» **SET EXERCISE**:
Give only the number of lines that contain the word "Media".

» **SOURCE MATERIAL**:
◆ ◆ ◆
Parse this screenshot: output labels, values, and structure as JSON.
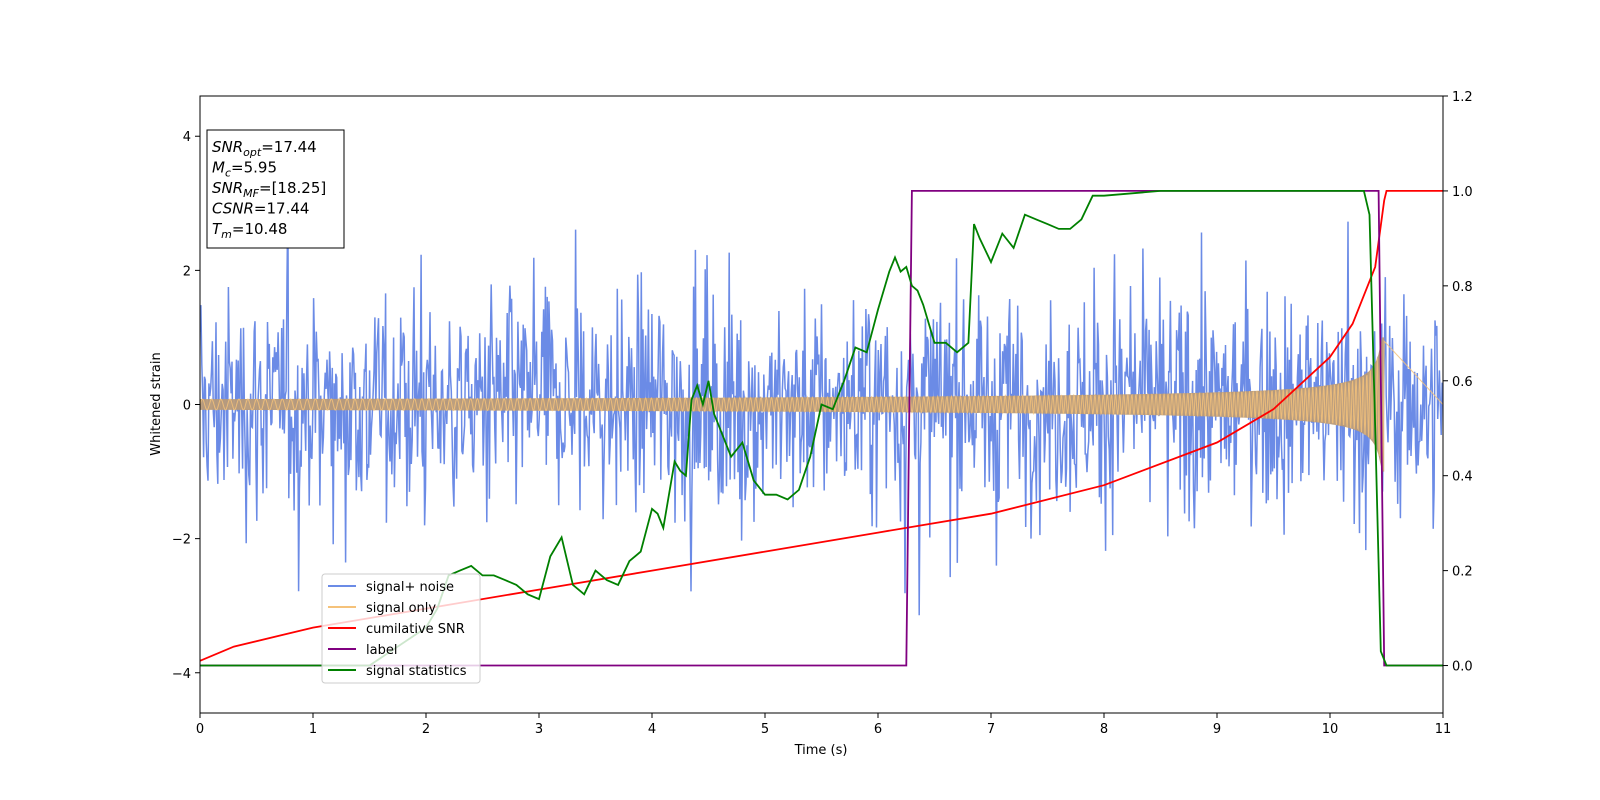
{
  "chart_data": {
    "type": "line",
    "xlabel": "Time (s)",
    "ylabel": "Whitened strain",
    "xlim": [
      0,
      11
    ],
    "ylim": [
      -4.6,
      4.6
    ],
    "y2lim": [
      -0.1,
      1.2
    ],
    "x_ticks": [
      "0",
      "1",
      "2",
      "3",
      "4",
      "5",
      "6",
      "7",
      "8",
      "9",
      "10",
      "11"
    ],
    "y_ticks": [
      "4",
      "2",
      "0",
      "−2",
      "−4"
    ],
    "y2_ticks": [
      "1.2",
      "1.0",
      "0.8",
      "0.6",
      "0.4",
      "0.2",
      "0.0"
    ],
    "grid": false,
    "legend_position": "lower-left",
    "annotation": {
      "lines": [
        {
          "sym": "SNR",
          "sub": "opt",
          "value": "=17.44"
        },
        {
          "sym": "M",
          "sub": "c",
          "value": "=5.95"
        },
        {
          "sym": "SNR",
          "sub": "MF",
          "value": "=[18.25]"
        },
        {
          "sym": "CSNR",
          "sub": "",
          "value": "=17.44"
        },
        {
          "sym": "T",
          "sub": "m",
          "value": "=10.48"
        }
      ]
    },
    "series": [
      {
        "name": "signal+ noise",
        "axis": "left",
        "color": "#6b8be6",
        "kind": "noise",
        "sigma": 1.0,
        "samples": 1400
      },
      {
        "name": "signal only",
        "axis": "left",
        "color": "#f5c27a",
        "kind": "chirp",
        "amplitude_start": 0.08,
        "amplitude_end": 1.0,
        "t_merge": 10.48,
        "fill_color": "#b89a78"
      },
      {
        "name": "cumilative SNR",
        "axis": "right",
        "color": "#ff0000",
        "x": [
          0,
          0.3,
          1,
          2,
          3,
          4,
          5,
          6,
          7,
          8,
          9,
          9.5,
          10,
          10.2,
          10.4,
          10.48,
          10.5,
          11
        ],
        "y": [
          0.01,
          0.04,
          0.08,
          0.12,
          0.16,
          0.2,
          0.24,
          0.28,
          0.32,
          0.38,
          0.47,
          0.54,
          0.65,
          0.72,
          0.84,
          0.98,
          1.0,
          1.0
        ]
      },
      {
        "name": "label",
        "axis": "right",
        "color": "#800080",
        "x": [
          0,
          6.25,
          6.3,
          10.43,
          10.48,
          11
        ],
        "y": [
          0,
          0,
          1,
          1,
          0,
          0
        ]
      },
      {
        "name": "signal statistics",
        "axis": "right",
        "color": "#008000",
        "x": [
          0,
          0.5,
          1,
          1.5,
          2,
          2.1,
          2.2,
          2.3,
          2.4,
          2.5,
          2.6,
          2.7,
          2.8,
          2.9,
          3.0,
          3.1,
          3.2,
          3.3,
          3.4,
          3.5,
          3.6,
          3.7,
          3.8,
          3.9,
          4.0,
          4.05,
          4.1,
          4.2,
          4.25,
          4.3,
          4.35,
          4.4,
          4.45,
          4.5,
          4.55,
          4.6,
          4.7,
          4.8,
          4.9,
          5.0,
          5.1,
          5.2,
          5.3,
          5.4,
          5.5,
          5.6,
          5.7,
          5.8,
          5.9,
          6.0,
          6.1,
          6.15,
          6.2,
          6.25,
          6.3,
          6.35,
          6.4,
          6.5,
          6.6,
          6.7,
          6.8,
          6.85,
          6.9,
          7.0,
          7.1,
          7.2,
          7.3,
          7.4,
          7.5,
          7.6,
          7.7,
          7.8,
          7.9,
          8.0,
          8.5,
          9.0,
          9.5,
          10.0,
          10.3,
          10.35,
          10.4,
          10.45,
          10.5,
          11
        ],
        "y": [
          0.0,
          0.0,
          0.0,
          0.0,
          0.08,
          0.12,
          0.19,
          0.2,
          0.21,
          0.19,
          0.19,
          0.18,
          0.17,
          0.15,
          0.14,
          0.23,
          0.27,
          0.17,
          0.15,
          0.2,
          0.18,
          0.17,
          0.22,
          0.24,
          0.33,
          0.32,
          0.29,
          0.43,
          0.41,
          0.4,
          0.56,
          0.59,
          0.55,
          0.6,
          0.53,
          0.5,
          0.44,
          0.47,
          0.39,
          0.36,
          0.36,
          0.35,
          0.37,
          0.44,
          0.55,
          0.54,
          0.6,
          0.67,
          0.66,
          0.75,
          0.83,
          0.86,
          0.83,
          0.84,
          0.8,
          0.79,
          0.76,
          0.68,
          0.68,
          0.66,
          0.68,
          0.93,
          0.9,
          0.85,
          0.91,
          0.88,
          0.95,
          0.94,
          0.93,
          0.92,
          0.92,
          0.94,
          0.99,
          0.99,
          1.0,
          1.0,
          1.0,
          1.0,
          1.0,
          0.95,
          0.5,
          0.03,
          0.0,
          0.0
        ]
      }
    ]
  }
}
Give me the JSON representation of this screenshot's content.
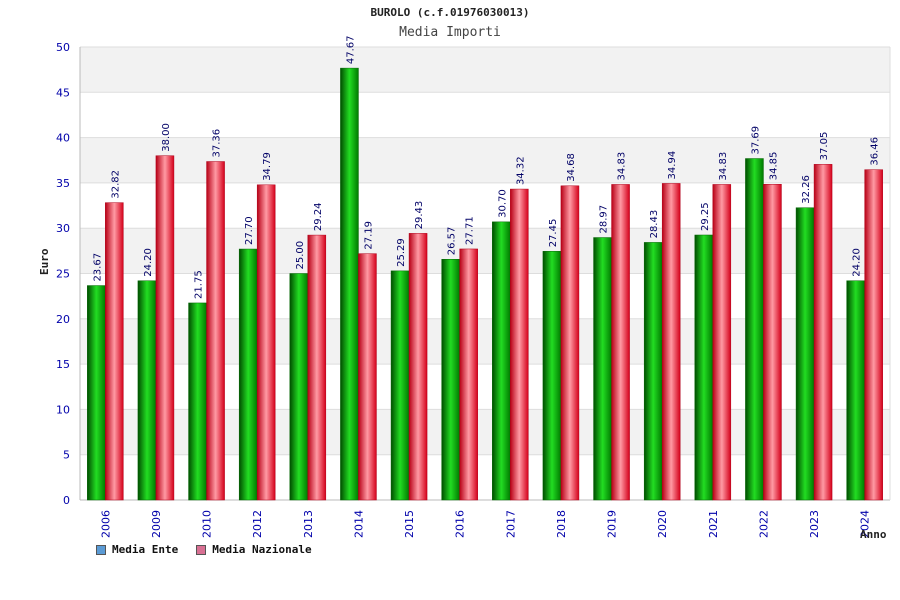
{
  "chart_data": {
    "type": "bar",
    "title": "BUROLO (c.f.01976030013)",
    "subtitle": "Media Importi",
    "xlabel": "Anno",
    "ylabel": "Euro",
    "ylim": [
      0,
      50
    ],
    "yticks": [
      0,
      5,
      10,
      15,
      20,
      25,
      30,
      35,
      40,
      45,
      50
    ],
    "grid": true,
    "legend_position": "bottom-left",
    "categories": [
      "2006",
      "2009",
      "2010",
      "2012",
      "2013",
      "2014",
      "2015",
      "2016",
      "2017",
      "2018",
      "2019",
      "2020",
      "2021",
      "2022",
      "2023",
      "2024"
    ],
    "series": [
      {
        "name": "Media Ente",
        "color": "#00aa00",
        "legend_color": "#5b9bd5",
        "values": [
          23.67,
          24.2,
          21.75,
          27.7,
          25.0,
          47.67,
          25.29,
          26.57,
          30.7,
          27.45,
          28.97,
          28.43,
          29.25,
          37.69,
          32.26,
          24.2
        ],
        "labels": [
          "23.67",
          "24.20",
          "21.75",
          "27.70",
          "25.00",
          "47.67",
          "25.29",
          "26.57",
          "30.70",
          "27.45",
          "28.97",
          "28.43",
          "29.25",
          "37.69",
          "32.26",
          "24.20"
        ]
      },
      {
        "name": "Media Nazionale",
        "color": "#e8182c",
        "legend_color": "#d87093",
        "values": [
          32.82,
          38.0,
          37.36,
          34.79,
          29.24,
          27.19,
          29.43,
          27.71,
          34.32,
          34.68,
          34.83,
          34.94,
          34.83,
          34.85,
          37.05,
          36.46
        ],
        "labels": [
          "32.82",
          "38.00",
          "37.36",
          "34.79",
          "29.24",
          "27.19",
          "29.43",
          "27.71",
          "34.32",
          "34.68",
          "34.83",
          "34.94",
          "34.83",
          "34.85",
          "37.05",
          "36.46"
        ]
      }
    ],
    "colors": {
      "axis_text": "#0000aa",
      "label_text": "#000066",
      "band": "#f2f2f2",
      "grid": "#dddddd"
    }
  }
}
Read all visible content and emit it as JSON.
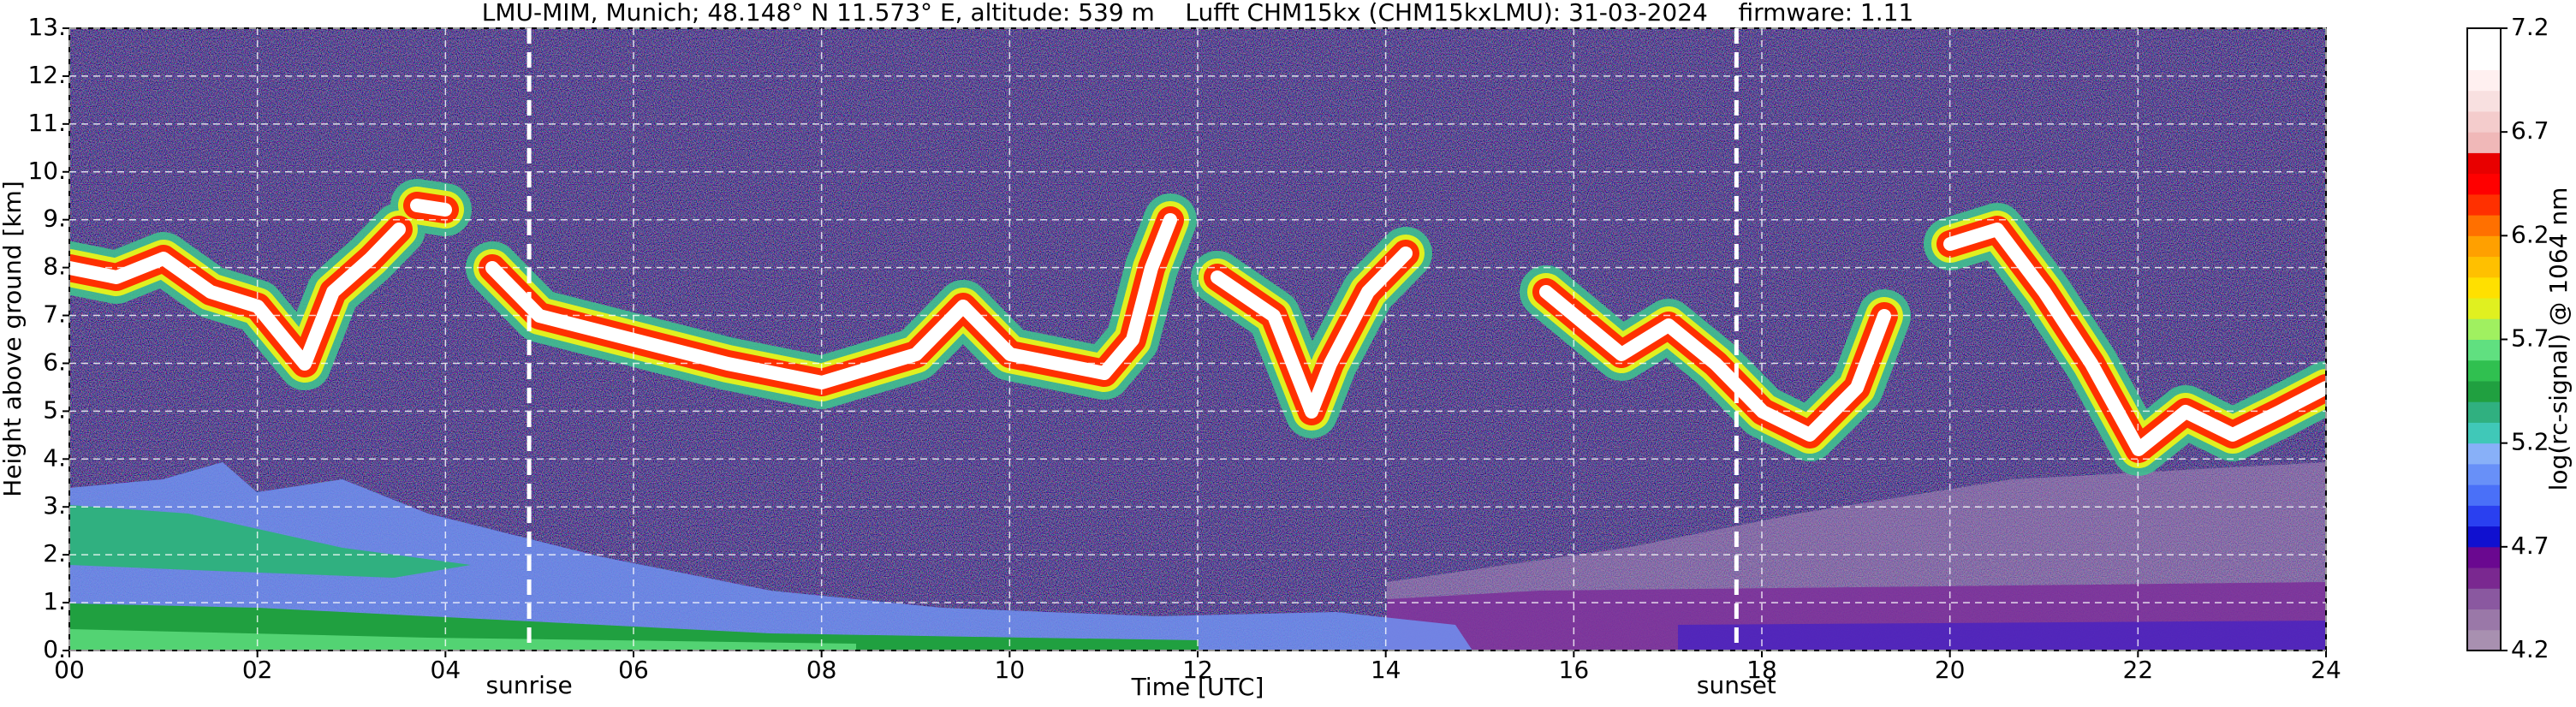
{
  "chart_data": {
    "type": "heatmap",
    "title": "LMU-MIM, Munich; 48.148° N 11.573° E, altitude: 539 m    Lufft CHM15kx (CHM15kxLMU): 31-03-2024    firmware: 1.11",
    "xlabel": "Time [UTC]",
    "ylabel": "Height above ground [km]",
    "xlim": [
      0,
      24
    ],
    "xticks": [
      {
        "value": 0,
        "label": "00"
      },
      {
        "value": 2,
        "label": "02"
      },
      {
        "value": 4,
        "label": "04"
      },
      {
        "value": 6,
        "label": "06"
      },
      {
        "value": 8,
        "label": "08"
      },
      {
        "value": 10,
        "label": "10"
      },
      {
        "value": 12,
        "label": "12"
      },
      {
        "value": 14,
        "label": "14"
      },
      {
        "value": 16,
        "label": "16"
      },
      {
        "value": 18,
        "label": "18"
      },
      {
        "value": 20,
        "label": "20"
      },
      {
        "value": 22,
        "label": "22"
      },
      {
        "value": 24,
        "label": "24"
      }
    ],
    "ylim": [
      0,
      13
    ],
    "yticks": [
      {
        "value": 0,
        "label": "0."
      },
      {
        "value": 1,
        "label": "1."
      },
      {
        "value": 2,
        "label": "2."
      },
      {
        "value": 3,
        "label": "3."
      },
      {
        "value": 4,
        "label": "4."
      },
      {
        "value": 5,
        "label": "5."
      },
      {
        "value": 6,
        "label": "6."
      },
      {
        "value": 7,
        "label": "7."
      },
      {
        "value": 8,
        "label": "8."
      },
      {
        "value": 9,
        "label": "9."
      },
      {
        "value": 10,
        "label": "10."
      },
      {
        "value": 11,
        "label": "11."
      },
      {
        "value": 12,
        "label": "12."
      },
      {
        "value": 13,
        "label": "13."
      }
    ],
    "grid": true,
    "markers": [
      {
        "label": "sunrise",
        "x": 4.89
      },
      {
        "label": "sunset",
        "x": 17.73
      }
    ],
    "colorbar": {
      "label": "log(rc-signal) @ 1064 nm",
      "zlim": [
        4.2,
        7.2
      ],
      "zticks": [
        4.2,
        4.7,
        5.2,
        5.7,
        6.2,
        6.7,
        7.2
      ],
      "colors": [
        "#a890b0",
        "#9a78a8",
        "#8a58a0",
        "#7a2890",
        "#6a0890",
        "#1010d0",
        "#2a40f0",
        "#4a70f8",
        "#6890f8",
        "#88b0f8",
        "#40c8b8",
        "#30b080",
        "#20a040",
        "#30c050",
        "#60e080",
        "#a0f060",
        "#e0f020",
        "#ffe000",
        "#ffc000",
        "#ffa000",
        "#ff7000",
        "#ff3000",
        "#ff0000",
        "#e80000",
        "#f0b8b8",
        "#f4cccc",
        "#f8e0e0",
        "#fff0f0",
        "#ffffff",
        "#ffffff"
      ]
    }
  }
}
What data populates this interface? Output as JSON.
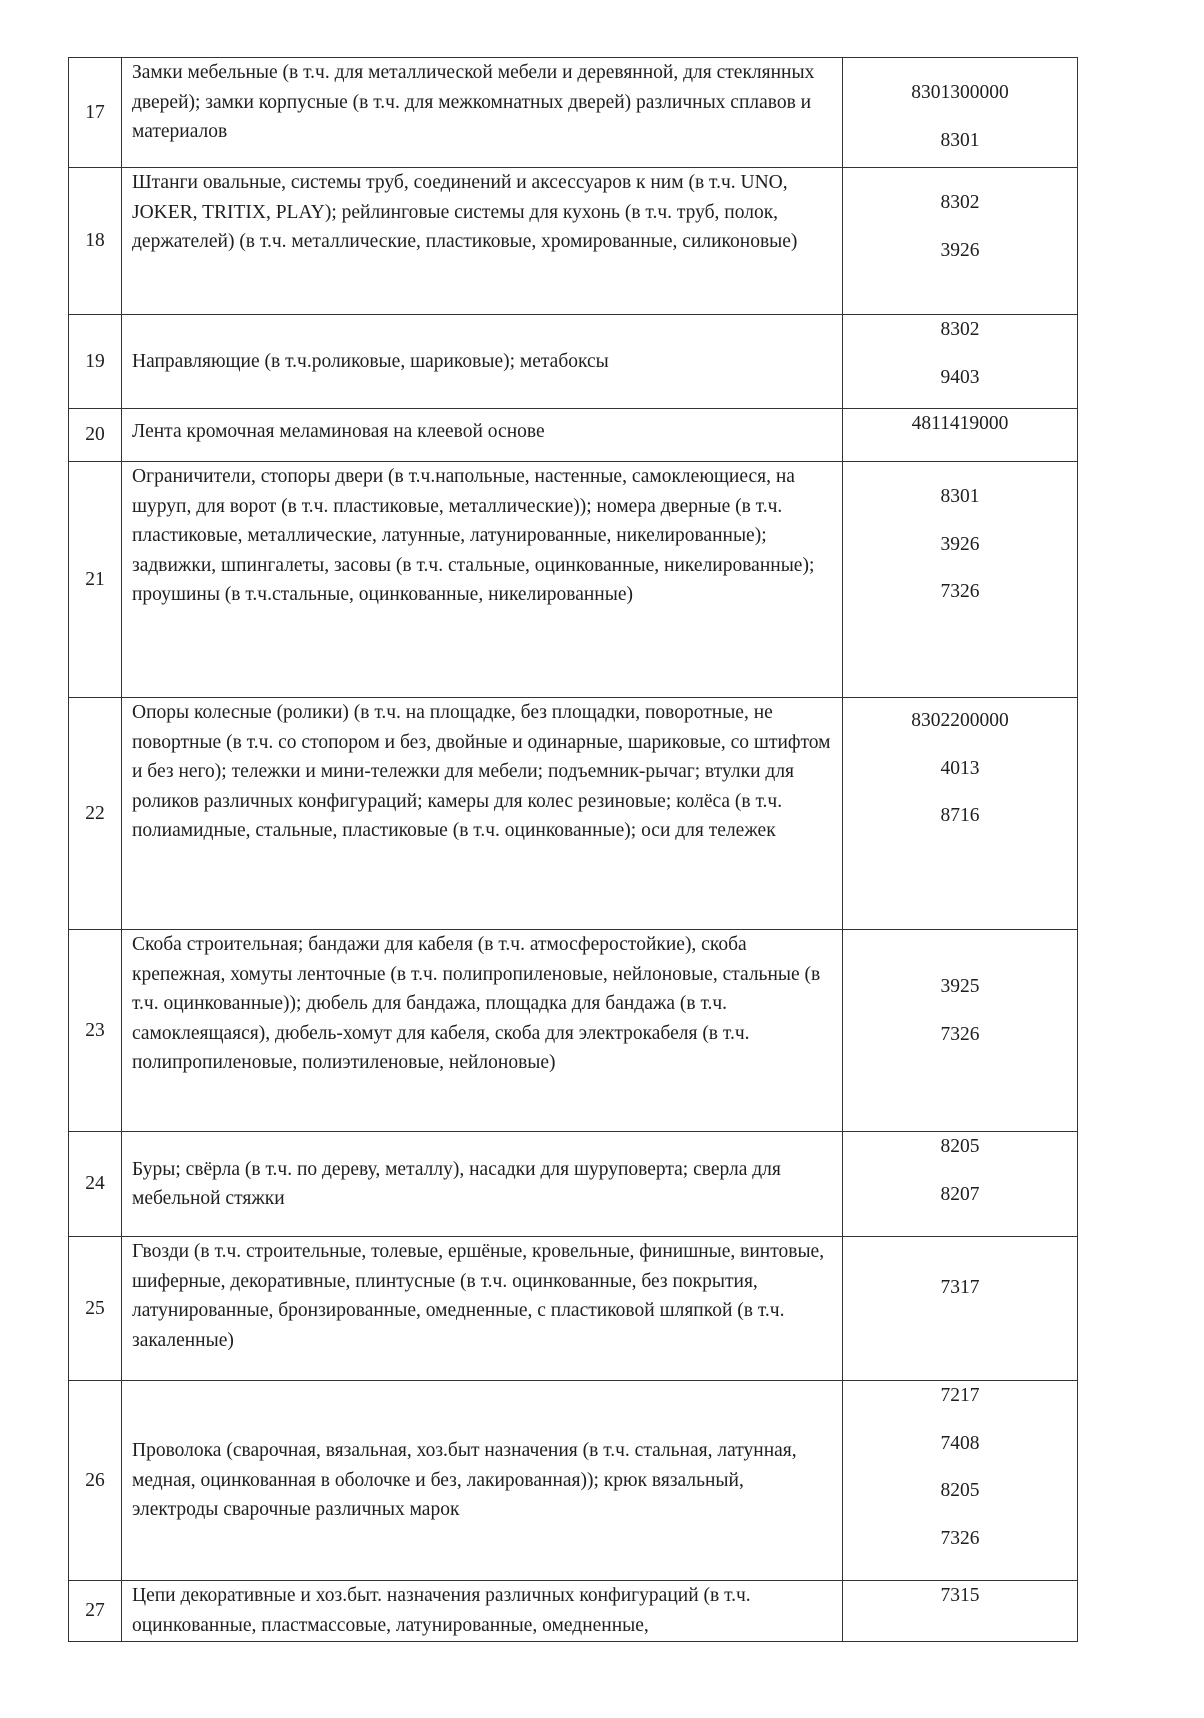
◆ ◆ ◆
» **COMPLETE RESPONSE**:
3